*SET TASK*:
Extract each line containing the string "JSON".

[Items from a dataset]
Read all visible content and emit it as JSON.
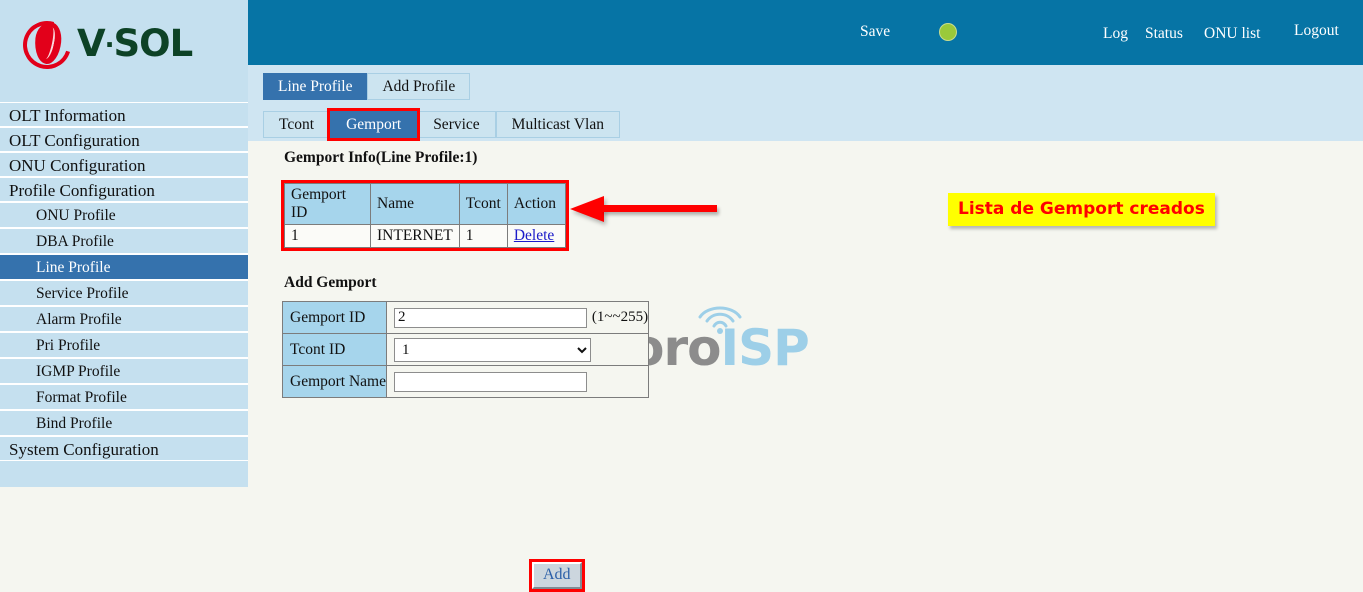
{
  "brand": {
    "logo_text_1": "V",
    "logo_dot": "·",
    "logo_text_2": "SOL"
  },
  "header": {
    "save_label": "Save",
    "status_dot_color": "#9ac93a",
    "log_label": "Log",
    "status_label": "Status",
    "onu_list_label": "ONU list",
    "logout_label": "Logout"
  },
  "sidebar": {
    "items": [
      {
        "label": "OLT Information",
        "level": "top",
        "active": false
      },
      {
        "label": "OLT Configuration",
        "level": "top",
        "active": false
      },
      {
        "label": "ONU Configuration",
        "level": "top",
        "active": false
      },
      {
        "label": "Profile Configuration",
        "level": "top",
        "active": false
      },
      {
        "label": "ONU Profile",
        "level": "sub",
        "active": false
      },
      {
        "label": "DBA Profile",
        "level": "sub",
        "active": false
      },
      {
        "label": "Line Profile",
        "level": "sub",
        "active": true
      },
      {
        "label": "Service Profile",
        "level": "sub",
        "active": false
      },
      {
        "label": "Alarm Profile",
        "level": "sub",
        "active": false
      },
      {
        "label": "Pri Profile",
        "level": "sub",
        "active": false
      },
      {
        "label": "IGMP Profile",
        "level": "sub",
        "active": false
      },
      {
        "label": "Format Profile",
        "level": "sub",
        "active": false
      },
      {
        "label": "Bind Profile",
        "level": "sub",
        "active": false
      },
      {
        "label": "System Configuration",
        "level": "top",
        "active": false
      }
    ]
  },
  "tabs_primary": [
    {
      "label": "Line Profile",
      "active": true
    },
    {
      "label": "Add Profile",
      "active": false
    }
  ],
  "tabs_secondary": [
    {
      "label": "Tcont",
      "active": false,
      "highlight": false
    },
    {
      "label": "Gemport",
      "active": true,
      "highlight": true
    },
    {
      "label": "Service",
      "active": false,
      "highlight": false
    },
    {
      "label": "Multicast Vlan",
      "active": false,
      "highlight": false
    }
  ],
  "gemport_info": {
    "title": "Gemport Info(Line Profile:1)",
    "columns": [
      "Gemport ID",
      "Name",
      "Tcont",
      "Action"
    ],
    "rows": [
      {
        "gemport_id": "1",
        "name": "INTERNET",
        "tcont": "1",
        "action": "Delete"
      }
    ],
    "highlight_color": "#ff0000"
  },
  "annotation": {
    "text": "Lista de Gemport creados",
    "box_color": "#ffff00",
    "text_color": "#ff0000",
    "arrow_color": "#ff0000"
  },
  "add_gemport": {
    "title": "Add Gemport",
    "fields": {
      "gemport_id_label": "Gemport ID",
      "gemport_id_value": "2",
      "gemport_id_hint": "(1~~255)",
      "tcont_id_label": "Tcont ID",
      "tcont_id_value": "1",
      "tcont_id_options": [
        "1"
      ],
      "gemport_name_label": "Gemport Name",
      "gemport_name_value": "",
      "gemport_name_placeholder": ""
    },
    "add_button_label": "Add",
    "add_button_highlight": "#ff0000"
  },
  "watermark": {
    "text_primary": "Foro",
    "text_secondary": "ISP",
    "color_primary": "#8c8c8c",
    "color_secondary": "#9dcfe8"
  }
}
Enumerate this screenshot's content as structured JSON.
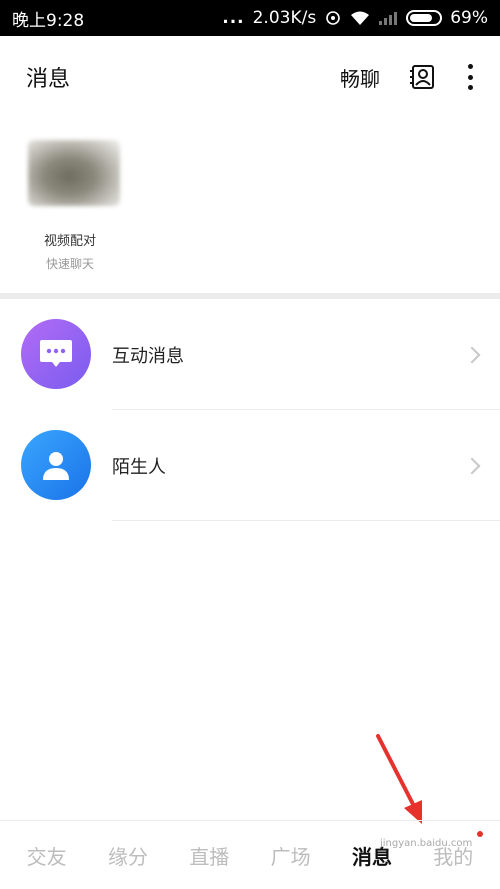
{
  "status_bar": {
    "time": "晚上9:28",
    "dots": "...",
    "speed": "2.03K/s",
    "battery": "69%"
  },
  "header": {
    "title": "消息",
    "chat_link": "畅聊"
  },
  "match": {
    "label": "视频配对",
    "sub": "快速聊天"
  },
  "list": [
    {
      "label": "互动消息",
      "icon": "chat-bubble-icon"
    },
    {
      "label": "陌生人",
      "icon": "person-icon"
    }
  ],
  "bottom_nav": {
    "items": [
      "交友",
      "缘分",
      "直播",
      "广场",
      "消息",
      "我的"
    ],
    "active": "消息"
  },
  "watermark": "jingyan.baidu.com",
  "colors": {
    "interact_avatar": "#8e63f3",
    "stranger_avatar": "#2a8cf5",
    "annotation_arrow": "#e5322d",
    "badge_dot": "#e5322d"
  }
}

*ANSWER TO THE PROBLEM*:
Read all visible content and emit it as JSON.
Enumerate this screenshot's content as structured JSON.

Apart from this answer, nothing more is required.